→ **THE PROBLEM**
The records below must be copied in full; omit the images.

→ **SUPPLIED DATA**
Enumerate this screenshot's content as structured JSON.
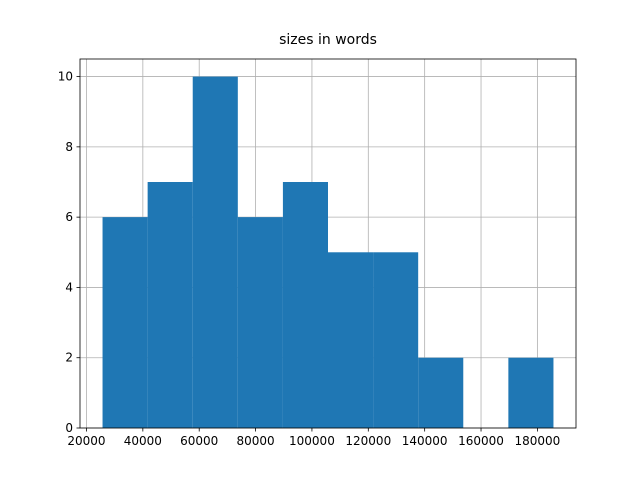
{
  "chart_data": {
    "type": "histogram",
    "title": "sizes in words",
    "bins": [
      25700,
      41700,
      57700,
      73700,
      89700,
      105700,
      121700,
      137700,
      153700,
      169700,
      185700
    ],
    "values": [
      6,
      7,
      10,
      6,
      7,
      5,
      5,
      2,
      0,
      2
    ],
    "color": "#1f77b4",
    "xlim": [
      17700,
      193700
    ],
    "xticks": [
      20000,
      40000,
      60000,
      80000,
      100000,
      120000,
      140000,
      160000,
      180000
    ],
    "ylim": [
      0,
      10.5
    ],
    "yticks": [
      0,
      2,
      4,
      6,
      8,
      10
    ],
    "grid": true
  }
}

→ **EXERCISE RESPONSE**
Enumerate this screenshot's content as structured JSON.
{
  "chart_data": {
    "type": "histogram",
    "title": "sizes in words",
    "bins": [
      25700,
      41700,
      57700,
      73700,
      89700,
      105700,
      121700,
      137700,
      153700,
      169700,
      185700
    ],
    "values": [
      6,
      7,
      10,
      6,
      7,
      5,
      5,
      2,
      0,
      2
    ],
    "color": "#1f77b4",
    "xlim": [
      17700,
      193700
    ],
    "xticks": [
      20000,
      40000,
      60000,
      80000,
      100000,
      120000,
      140000,
      160000,
      180000
    ],
    "ylim": [
      0,
      10.5
    ],
    "yticks": [
      0,
      2,
      4,
      6,
      8,
      10
    ],
    "grid": true
  }
}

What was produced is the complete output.